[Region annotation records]
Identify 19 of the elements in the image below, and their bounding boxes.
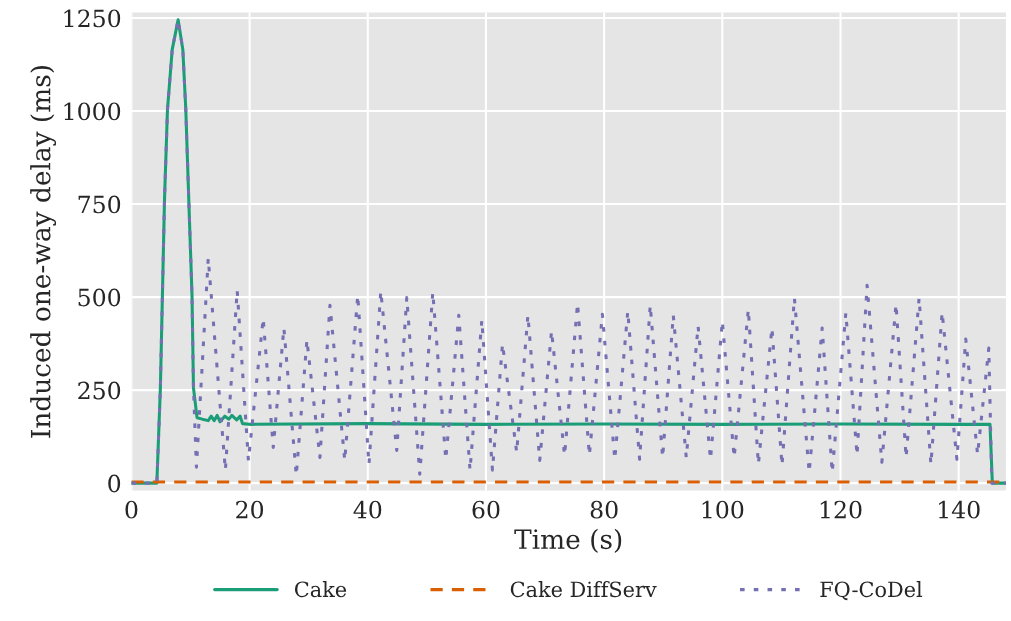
x-tick-label: 0	[125, 500, 138, 519]
y-tick-label: 500	[78, 288, 121, 307]
y-tick-label: 250	[78, 381, 121, 400]
y-tick-label: 0	[108, 474, 121, 493]
legend-label: FQ-CoDel	[820, 581, 923, 601]
y-tick-label: 750	[78, 195, 121, 214]
x-tick-label: 120	[820, 500, 862, 519]
x-tick-label: 100	[702, 500, 744, 519]
x-tick-label: 140	[939, 500, 980, 519]
y-axis-title: Induced one-way delay (ms)	[30, 66, 57, 438]
legend-label: Cake DiffServ	[510, 581, 657, 598]
x-tick-label: 20	[236, 500, 264, 519]
legend-label: Cake	[295, 581, 347, 598]
x-tick-label: 40	[353, 500, 382, 519]
y-tick-label: 1250	[64, 9, 121, 28]
x-tick-label: 60	[472, 500, 500, 519]
y-tick-label: 1000	[64, 102, 121, 121]
x-axis-title: Time (s)	[514, 528, 622, 553]
x-tick-label: 80	[590, 500, 618, 519]
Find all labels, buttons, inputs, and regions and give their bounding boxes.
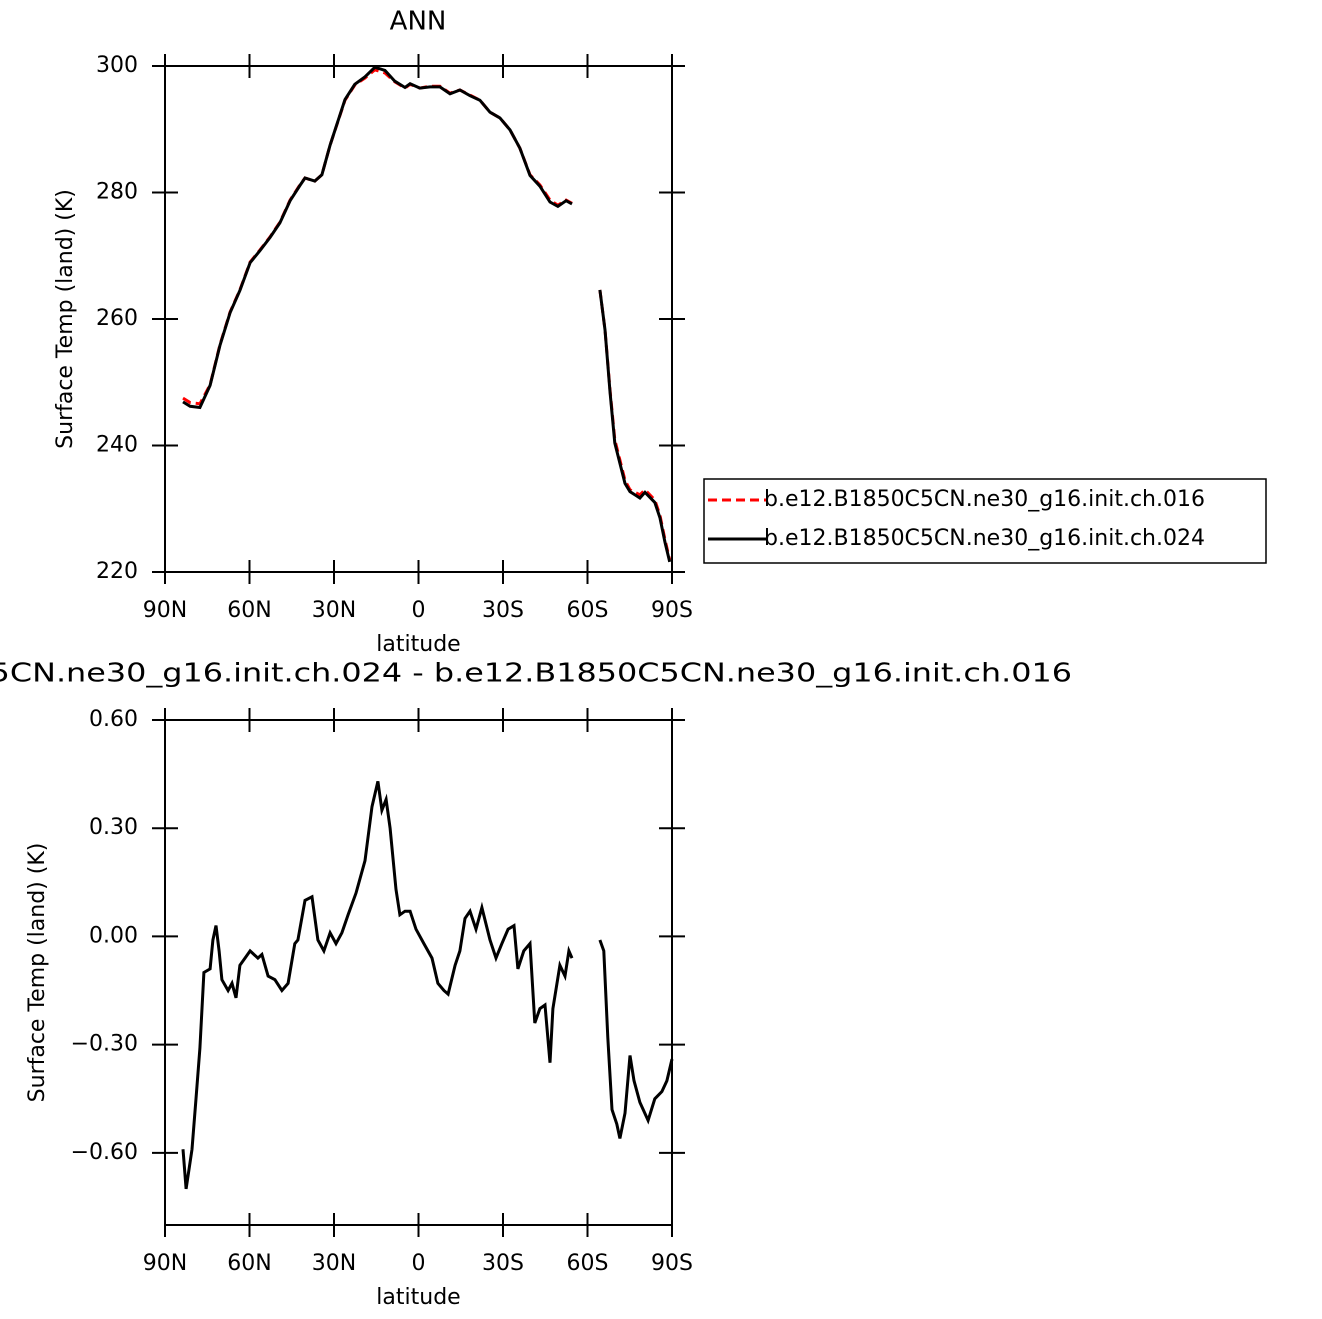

** Aim of the exercise **
Copy out every line of the records above word for word, leaving out the pictures.

** Reply to the task **
Identify 19 of the elements in the image below, and their bounding boxes.
x-tick-label: 0	[125, 500, 138, 519]
y-tick-label: 500	[78, 288, 121, 307]
y-tick-label: 250	[78, 381, 121, 400]
y-tick-label: 0	[108, 474, 121, 493]
legend-label: FQ-CoDel	[820, 581, 923, 601]
y-tick-label: 750	[78, 195, 121, 214]
x-tick-label: 120	[820, 500, 862, 519]
x-tick-label: 100	[702, 500, 744, 519]
x-tick-label: 140	[939, 500, 980, 519]
y-axis-title: Induced one-way delay (ms)	[30, 66, 57, 438]
legend-label: Cake DiffServ	[510, 581, 657, 598]
x-tick-label: 20	[236, 500, 264, 519]
legend-label: Cake	[295, 581, 347, 598]
x-tick-label: 40	[353, 500, 382, 519]
y-tick-label: 1250	[64, 9, 121, 28]
x-tick-label: 60	[472, 500, 500, 519]
y-tick-label: 1000	[64, 102, 121, 121]
x-axis-title: Time (s)	[514, 528, 622, 553]
x-tick-label: 80	[590, 500, 618, 519]
Find all labels, buttons, inputs, and regions and give their bounding boxes.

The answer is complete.